Direction: Copy every line from the data below in which the string "type" can be found.

Data supplied:
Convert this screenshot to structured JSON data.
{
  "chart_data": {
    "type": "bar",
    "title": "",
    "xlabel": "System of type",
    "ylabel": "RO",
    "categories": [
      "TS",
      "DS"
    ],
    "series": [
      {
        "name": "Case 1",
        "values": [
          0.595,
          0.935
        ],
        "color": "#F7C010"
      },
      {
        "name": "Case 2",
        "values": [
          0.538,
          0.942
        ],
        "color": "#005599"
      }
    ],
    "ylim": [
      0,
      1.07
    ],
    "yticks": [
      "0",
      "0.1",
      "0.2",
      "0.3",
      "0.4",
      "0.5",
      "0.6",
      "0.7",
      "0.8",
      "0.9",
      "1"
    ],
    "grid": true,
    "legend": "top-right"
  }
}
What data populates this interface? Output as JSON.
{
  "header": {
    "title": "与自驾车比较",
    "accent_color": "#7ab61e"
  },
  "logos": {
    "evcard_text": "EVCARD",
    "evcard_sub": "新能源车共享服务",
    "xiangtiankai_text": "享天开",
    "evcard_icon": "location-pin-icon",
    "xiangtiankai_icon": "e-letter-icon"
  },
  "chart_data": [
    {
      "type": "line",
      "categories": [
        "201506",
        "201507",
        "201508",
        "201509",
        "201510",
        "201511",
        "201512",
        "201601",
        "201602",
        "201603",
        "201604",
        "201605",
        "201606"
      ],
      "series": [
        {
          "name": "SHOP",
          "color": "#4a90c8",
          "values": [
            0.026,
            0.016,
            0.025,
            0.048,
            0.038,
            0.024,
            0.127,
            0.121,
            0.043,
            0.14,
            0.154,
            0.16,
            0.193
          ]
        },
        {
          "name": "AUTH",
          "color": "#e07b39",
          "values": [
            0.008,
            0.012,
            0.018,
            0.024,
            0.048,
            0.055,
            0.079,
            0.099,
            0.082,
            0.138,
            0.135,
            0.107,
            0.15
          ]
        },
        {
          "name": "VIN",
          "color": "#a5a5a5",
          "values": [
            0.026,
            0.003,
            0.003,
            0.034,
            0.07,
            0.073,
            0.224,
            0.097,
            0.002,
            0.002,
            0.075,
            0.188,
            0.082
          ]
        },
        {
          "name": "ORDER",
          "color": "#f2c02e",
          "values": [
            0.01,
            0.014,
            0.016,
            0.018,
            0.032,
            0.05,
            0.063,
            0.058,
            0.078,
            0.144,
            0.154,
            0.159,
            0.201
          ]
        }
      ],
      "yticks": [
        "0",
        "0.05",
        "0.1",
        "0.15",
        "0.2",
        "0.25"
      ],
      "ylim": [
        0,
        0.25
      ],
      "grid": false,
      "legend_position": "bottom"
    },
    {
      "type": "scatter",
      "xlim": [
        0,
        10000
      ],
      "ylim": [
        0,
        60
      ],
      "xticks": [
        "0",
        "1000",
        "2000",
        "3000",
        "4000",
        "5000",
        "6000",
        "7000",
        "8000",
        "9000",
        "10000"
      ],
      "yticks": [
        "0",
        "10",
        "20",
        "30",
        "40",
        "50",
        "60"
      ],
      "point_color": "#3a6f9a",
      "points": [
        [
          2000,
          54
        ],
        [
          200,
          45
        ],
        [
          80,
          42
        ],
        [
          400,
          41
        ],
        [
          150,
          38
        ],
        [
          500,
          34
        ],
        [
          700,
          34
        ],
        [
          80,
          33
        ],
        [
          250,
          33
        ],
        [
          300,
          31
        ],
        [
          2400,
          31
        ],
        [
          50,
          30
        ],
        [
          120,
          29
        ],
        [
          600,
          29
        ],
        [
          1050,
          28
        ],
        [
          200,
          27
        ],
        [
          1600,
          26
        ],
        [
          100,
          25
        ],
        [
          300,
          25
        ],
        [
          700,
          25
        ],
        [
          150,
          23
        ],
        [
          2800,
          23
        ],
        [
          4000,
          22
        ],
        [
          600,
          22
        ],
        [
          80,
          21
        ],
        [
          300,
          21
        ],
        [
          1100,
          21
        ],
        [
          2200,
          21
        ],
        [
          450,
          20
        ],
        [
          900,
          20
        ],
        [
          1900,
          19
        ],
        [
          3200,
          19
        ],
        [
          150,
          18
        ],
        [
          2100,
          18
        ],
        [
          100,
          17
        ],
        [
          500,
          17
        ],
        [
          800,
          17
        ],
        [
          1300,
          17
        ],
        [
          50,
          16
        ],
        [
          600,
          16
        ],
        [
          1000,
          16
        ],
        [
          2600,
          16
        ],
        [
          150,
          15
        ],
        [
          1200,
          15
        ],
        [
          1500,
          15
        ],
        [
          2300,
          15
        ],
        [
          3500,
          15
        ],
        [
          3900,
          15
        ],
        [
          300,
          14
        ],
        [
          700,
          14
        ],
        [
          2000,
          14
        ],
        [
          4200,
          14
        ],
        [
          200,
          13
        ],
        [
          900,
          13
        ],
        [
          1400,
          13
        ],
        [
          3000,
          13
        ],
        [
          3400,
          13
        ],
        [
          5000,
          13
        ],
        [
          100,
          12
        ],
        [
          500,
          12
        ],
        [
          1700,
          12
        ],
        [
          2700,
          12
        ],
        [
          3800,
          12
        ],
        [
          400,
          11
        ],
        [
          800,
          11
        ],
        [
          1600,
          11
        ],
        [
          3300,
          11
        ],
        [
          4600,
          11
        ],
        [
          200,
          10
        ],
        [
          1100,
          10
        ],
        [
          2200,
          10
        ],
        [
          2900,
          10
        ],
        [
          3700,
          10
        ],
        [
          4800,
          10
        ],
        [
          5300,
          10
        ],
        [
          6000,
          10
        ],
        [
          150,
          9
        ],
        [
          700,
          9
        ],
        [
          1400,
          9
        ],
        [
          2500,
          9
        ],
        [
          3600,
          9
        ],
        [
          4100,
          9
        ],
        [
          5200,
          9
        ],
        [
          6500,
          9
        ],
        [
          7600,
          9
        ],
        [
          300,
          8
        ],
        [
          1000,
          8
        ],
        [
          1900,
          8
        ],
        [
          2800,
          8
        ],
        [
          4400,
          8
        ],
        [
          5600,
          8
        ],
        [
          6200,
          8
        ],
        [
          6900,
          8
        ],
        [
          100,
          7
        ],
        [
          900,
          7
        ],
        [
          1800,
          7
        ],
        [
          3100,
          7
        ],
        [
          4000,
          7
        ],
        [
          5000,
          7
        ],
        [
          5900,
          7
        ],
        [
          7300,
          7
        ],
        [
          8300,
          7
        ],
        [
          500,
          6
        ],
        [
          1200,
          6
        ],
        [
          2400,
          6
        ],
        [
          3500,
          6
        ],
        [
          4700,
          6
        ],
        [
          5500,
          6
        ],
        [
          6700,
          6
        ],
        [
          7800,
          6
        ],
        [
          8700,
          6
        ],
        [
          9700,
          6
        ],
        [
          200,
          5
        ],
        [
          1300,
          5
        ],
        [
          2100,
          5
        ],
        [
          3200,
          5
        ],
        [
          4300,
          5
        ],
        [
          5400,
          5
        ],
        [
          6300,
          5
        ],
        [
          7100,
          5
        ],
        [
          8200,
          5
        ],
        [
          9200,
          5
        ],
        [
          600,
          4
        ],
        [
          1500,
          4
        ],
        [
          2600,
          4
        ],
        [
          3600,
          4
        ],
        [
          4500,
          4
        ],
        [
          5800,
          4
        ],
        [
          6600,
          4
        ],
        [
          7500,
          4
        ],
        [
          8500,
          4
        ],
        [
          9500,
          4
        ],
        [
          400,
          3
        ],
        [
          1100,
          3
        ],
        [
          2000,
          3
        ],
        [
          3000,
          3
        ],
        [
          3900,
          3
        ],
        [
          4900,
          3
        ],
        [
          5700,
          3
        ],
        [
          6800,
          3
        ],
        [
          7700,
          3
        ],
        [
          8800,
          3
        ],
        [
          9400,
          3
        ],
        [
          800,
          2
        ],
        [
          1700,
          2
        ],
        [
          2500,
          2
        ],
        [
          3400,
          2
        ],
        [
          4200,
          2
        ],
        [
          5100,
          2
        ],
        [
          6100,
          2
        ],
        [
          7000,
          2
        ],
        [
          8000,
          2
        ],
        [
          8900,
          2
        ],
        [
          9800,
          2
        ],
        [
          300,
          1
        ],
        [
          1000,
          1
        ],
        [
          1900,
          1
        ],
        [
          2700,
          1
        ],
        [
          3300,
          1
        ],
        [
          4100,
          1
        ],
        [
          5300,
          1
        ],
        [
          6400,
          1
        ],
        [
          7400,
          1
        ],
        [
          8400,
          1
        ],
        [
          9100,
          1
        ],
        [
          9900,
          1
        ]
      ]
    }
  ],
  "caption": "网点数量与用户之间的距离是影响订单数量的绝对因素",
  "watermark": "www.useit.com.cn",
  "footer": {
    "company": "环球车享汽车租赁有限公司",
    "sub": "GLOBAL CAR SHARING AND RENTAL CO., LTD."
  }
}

Response:
    "type": "bar",
    "xlabel": "System of type",
      "type": "line",
      "type": "scatter",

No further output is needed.